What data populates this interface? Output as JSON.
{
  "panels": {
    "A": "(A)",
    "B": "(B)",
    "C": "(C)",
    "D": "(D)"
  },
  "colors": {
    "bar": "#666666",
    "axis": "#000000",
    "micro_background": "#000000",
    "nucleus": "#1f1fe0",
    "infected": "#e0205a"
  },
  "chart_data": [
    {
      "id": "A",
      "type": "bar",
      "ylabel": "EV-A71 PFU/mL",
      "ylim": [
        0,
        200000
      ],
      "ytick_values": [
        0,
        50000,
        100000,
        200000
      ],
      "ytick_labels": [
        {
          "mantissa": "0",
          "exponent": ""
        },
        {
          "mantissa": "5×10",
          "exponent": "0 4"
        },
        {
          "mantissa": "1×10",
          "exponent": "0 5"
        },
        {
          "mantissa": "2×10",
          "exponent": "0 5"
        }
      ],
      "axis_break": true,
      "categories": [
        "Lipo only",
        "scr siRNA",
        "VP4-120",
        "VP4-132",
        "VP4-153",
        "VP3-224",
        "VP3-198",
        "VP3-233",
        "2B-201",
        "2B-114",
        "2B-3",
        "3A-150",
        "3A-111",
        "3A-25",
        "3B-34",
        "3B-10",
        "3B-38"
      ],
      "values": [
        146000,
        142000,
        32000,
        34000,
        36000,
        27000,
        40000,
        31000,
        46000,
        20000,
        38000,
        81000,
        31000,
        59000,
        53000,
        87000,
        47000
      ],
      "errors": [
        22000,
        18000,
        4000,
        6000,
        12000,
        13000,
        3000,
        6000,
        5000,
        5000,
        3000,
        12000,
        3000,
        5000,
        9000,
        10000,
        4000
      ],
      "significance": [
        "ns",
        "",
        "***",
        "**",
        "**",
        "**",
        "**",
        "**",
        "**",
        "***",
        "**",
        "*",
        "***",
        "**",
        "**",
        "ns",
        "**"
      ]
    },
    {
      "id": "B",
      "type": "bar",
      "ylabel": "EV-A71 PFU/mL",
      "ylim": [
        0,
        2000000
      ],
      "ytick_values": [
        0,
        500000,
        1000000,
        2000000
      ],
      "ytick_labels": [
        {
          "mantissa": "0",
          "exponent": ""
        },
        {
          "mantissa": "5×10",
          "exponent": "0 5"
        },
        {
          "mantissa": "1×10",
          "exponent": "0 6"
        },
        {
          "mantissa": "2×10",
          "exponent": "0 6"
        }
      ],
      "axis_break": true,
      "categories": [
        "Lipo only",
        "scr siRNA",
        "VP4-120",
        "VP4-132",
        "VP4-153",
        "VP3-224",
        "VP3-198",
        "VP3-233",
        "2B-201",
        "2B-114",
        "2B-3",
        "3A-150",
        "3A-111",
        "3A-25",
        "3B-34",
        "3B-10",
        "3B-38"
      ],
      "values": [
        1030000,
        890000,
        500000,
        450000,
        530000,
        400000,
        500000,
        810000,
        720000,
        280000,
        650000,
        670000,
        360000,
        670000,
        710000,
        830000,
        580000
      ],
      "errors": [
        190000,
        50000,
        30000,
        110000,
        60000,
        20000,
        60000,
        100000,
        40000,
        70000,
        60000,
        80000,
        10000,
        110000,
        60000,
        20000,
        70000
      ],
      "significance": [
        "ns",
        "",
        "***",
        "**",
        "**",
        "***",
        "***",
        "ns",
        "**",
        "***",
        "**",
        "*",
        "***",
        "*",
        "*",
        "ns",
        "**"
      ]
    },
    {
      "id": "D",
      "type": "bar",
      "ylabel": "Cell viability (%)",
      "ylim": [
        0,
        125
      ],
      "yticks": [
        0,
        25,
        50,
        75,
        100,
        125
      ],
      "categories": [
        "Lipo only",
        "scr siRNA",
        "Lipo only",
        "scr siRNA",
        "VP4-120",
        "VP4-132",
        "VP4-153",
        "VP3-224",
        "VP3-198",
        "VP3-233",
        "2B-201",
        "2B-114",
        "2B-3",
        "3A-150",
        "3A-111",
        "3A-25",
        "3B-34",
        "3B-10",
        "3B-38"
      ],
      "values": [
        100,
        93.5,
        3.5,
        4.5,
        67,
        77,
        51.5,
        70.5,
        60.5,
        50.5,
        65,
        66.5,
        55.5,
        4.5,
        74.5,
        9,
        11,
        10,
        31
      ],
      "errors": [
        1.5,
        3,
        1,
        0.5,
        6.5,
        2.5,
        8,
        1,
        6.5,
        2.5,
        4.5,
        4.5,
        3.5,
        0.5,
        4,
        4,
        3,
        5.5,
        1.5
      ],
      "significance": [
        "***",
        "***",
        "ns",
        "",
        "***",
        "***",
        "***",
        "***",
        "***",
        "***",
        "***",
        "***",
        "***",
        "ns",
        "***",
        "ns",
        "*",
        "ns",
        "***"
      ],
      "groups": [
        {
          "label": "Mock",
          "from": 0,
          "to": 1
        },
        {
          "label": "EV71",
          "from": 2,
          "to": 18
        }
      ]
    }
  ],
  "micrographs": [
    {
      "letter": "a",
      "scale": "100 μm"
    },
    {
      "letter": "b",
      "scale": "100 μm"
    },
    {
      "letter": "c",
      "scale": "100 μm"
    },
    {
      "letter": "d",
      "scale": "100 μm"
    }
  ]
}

──────

Copy all of the data. Keep every word exactly as it is.

What data populates this interface? Output as JSON.
{
  "panels": {
    "A": "(A)",
    "B": "(B)",
    "C": "(C)",
    "D": "(D)"
  },
  "colors": {
    "bar": "#666666",
    "axis": "#000000",
    "micro_background": "#000000",
    "nucleus": "#1f1fe0",
    "infected": "#e0205a"
  },
  "chart_data": [
    {
      "id": "A",
      "type": "bar",
      "ylabel": "EV-A71 PFU/mL",
      "ylim": [
        0,
        200000
      ],
      "ytick_values": [
        0,
        50000,
        100000,
        200000
      ],
      "ytick_labels": [
        {
          "mantissa": "0",
          "exponent": ""
        },
        {
          "mantissa": "5×10",
          "exponent": "0 4"
        },
        {
          "mantissa": "1×10",
          "exponent": "0 5"
        },
        {
          "mantissa": "2×10",
          "exponent": "0 5"
        }
      ],
      "axis_break": true,
      "categories": [
        "Lipo only",
        "scr siRNA",
        "VP4-120",
        "VP4-132",
        "VP4-153",
        "VP3-224",
        "VP3-198",
        "VP3-233",
        "2B-201",
        "2B-114",
        "2B-3",
        "3A-150",
        "3A-111",
        "3A-25",
        "3B-34",
        "3B-10",
        "3B-38"
      ],
      "values": [
        146000,
        142000,
        32000,
        34000,
        36000,
        27000,
        40000,
        31000,
        46000,
        20000,
        38000,
        81000,
        31000,
        59000,
        53000,
        87000,
        47000
      ],
      "errors": [
        22000,
        18000,
        4000,
        6000,
        12000,
        13000,
        3000,
        6000,
        5000,
        5000,
        3000,
        12000,
        3000,
        5000,
        9000,
        10000,
        4000
      ],
      "significance": [
        "ns",
        "",
        "***",
        "**",
        "**",
        "**",
        "**",
        "**",
        "**",
        "***",
        "**",
        "*",
        "***",
        "**",
        "**",
        "ns",
        "**"
      ]
    },
    {
      "id": "B",
      "type": "bar",
      "ylabel": "EV-A71 PFU/mL",
      "ylim": [
        0,
        2000000
      ],
      "ytick_values": [
        0,
        500000,
        1000000,
        2000000
      ],
      "ytick_labels": [
        {
          "mantissa": "0",
          "exponent": ""
        },
        {
          "mantissa": "5×10",
          "exponent": "0 5"
        },
        {
          "mantissa": "1×10",
          "exponent": "0 6"
        },
        {
          "mantissa": "2×10",
          "exponent": "0 6"
        }
      ],
      "axis_break": true,
      "categories": [
        "Lipo only",
        "scr siRNA",
        "VP4-120",
        "VP4-132",
        "VP4-153",
        "VP3-224",
        "VP3-198",
        "VP3-233",
        "2B-201",
        "2B-114",
        "2B-3",
        "3A-150",
        "3A-111",
        "3A-25",
        "3B-34",
        "3B-10",
        "3B-38"
      ],
      "values": [
        1030000,
        890000,
        500000,
        450000,
        530000,
        400000,
        500000,
        810000,
        720000,
        280000,
        650000,
        670000,
        360000,
        670000,
        710000,
        830000,
        580000
      ],
      "errors": [
        190000,
        50000,
        30000,
        110000,
        60000,
        20000,
        60000,
        100000,
        40000,
        70000,
        60000,
        80000,
        10000,
        110000,
        60000,
        20000,
        70000
      ],
      "significance": [
        "ns",
        "",
        "***",
        "**",
        "**",
        "***",
        "***",
        "ns",
        "**",
        "***",
        "**",
        "*",
        "***",
        "*",
        "*",
        "ns",
        "**"
      ]
    },
    {
      "id": "D",
      "type": "bar",
      "ylabel": "Cell viability (%)",
      "ylim": [
        0,
        125
      ],
      "yticks": [
        0,
        25,
        50,
        75,
        100,
        125
      ],
      "categories": [
        "Lipo only",
        "scr siRNA",
        "Lipo only",
        "scr siRNA",
        "VP4-120",
        "VP4-132",
        "VP4-153",
        "VP3-224",
        "VP3-198",
        "VP3-233",
        "2B-201",
        "2B-114",
        "2B-3",
        "3A-150",
        "3A-111",
        "3A-25",
        "3B-34",
        "3B-10",
        "3B-38"
      ],
      "values": [
        100,
        93.5,
        3.5,
        4.5,
        67,
        77,
        51.5,
        70.5,
        60.5,
        50.5,
        65,
        66.5,
        55.5,
        4.5,
        74.5,
        9,
        11,
        10,
        31
      ],
      "errors": [
        1.5,
        3,
        1,
        0.5,
        6.5,
        2.5,
        8,
        1,
        6.5,
        2.5,
        4.5,
        4.5,
        3.5,
        0.5,
        4,
        4,
        3,
        5.5,
        1.5
      ],
      "significance": [
        "***",
        "***",
        "ns",
        "",
        "***",
        "***",
        "***",
        "***",
        "***",
        "***",
        "***",
        "***",
        "***",
        "ns",
        "***",
        "ns",
        "*",
        "ns",
        "***"
      ],
      "groups": [
        {
          "label": "Mock",
          "from": 0,
          "to": 1
        },
        {
          "label": "EV71",
          "from": 2,
          "to": 18
        }
      ]
    }
  ],
  "micrographs": [
    {
      "letter": "a",
      "scale": "100 μm"
    },
    {
      "letter": "b",
      "scale": "100 μm"
    },
    {
      "letter": "c",
      "scale": "100 μm"
    },
    {
      "letter": "d",
      "scale": "100 μm"
    }
  ]
}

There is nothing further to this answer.